> _Task data_
++++

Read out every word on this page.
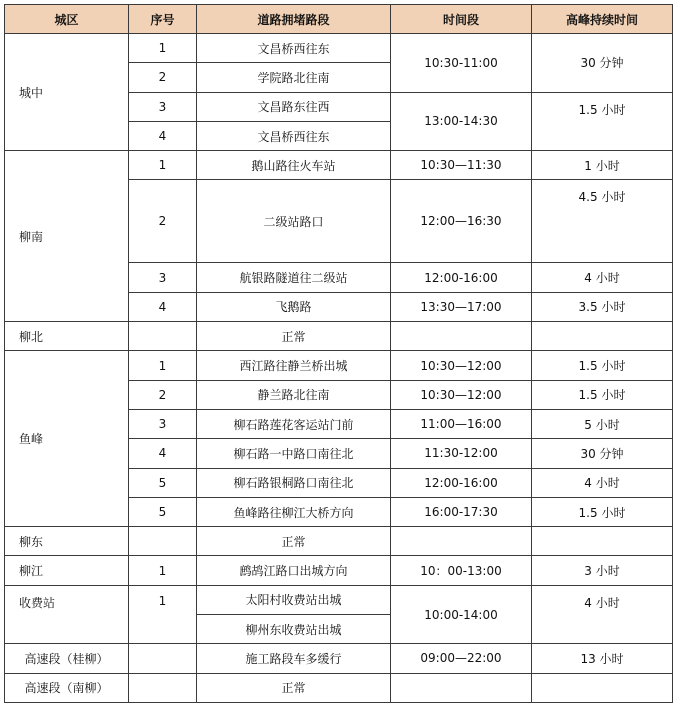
城区	序号	道路拥堵路段	时间段	高峰持续时间
城中	1	文昌桥西往东	10:30-11:00	30 分钟
	2	学院路北往南		
	3	文昌路东往西	13:00-14:30	1.5 小时
	4	文昌桥西往东		
柳南	1	鹅山路往火车站	10:30—11:30	1 小时
	2	二级站路口	12:00—16:30	4.5 小时
	3	航银路隧道往二级站	12:00-16:00	4 小时
	4	飞鹅路	13:30—17:00	3.5 小时
柳北		正常		
鱼峰	1	西江路往静兰桥出城	10:30—12:00	1.5 小时
	2	静兰路北往南	10:30—12:00	1.5 小时
	3	柳石路莲花客运站门前	11:00—16:00	5 小时
	4	柳石路一中路口南往北	11:30-12:00	30 分钟
	5	柳石路银桐路口南往北	12:00-16:00	4 小时
	5	鱼峰路往柳江大桥方向	16:00-17:30	1.5 小时
柳东		正常		
柳江	1	鹧鸪江路口出城方向	10：00-13:00	3 小时
收费站	1	太阳村收费站出城	10:00-14:00	4 小时
		柳州东收费站出城		
高速段（桂柳）		施工路段车多缓行	09:00—22:00	13 小时
高速段（南柳）		正常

++++

> _Given exercise_
Your task is to retype all the entries exactly and leave out any pictures.

> _Task solution_
Read out every word on this page.
城区	序号	道路拥堵路段	时间段	高峰持续时间
城中	1	文昌桥西往东	10:30-11:00	30 分钟
	2	学院路北往南		
	3	文昌路东往西	13:00-14:30	1.5 小时
	4	文昌桥西往东		
柳南	1	鹅山路往火车站	10:30—11:30	1 小时
	2	二级站路口	12:00—16:30	4.5 小时
	3	航银路隧道往二级站	12:00-16:00	4 小时
	4	飞鹅路	13:30—17:00	3.5 小时
柳北		正常		
鱼峰	1	西江路往静兰桥出城	10:30—12:00	1.5 小时
	2	静兰路北往南	10:30—12:00	1.5 小时
	3	柳石路莲花客运站门前	11:00—16:00	5 小时
	4	柳石路一中路口南往北	11:30-12:00	30 分钟
	5	柳石路银桐路口南往北	12:00-16:00	4 小时
	5	鱼峰路往柳江大桥方向	16:00-17:30	1.5 小时
柳东		正常		
柳江	1	鹧鸪江路口出城方向	10：00-13:00	3 小时
收费站	1	太阳村收费站出城	10:00-14:00	4 小时
		柳州东收费站出城		
高速段（桂柳）		施工路段车多缓行	09:00—22:00	13 小时
高速段（南柳）		正常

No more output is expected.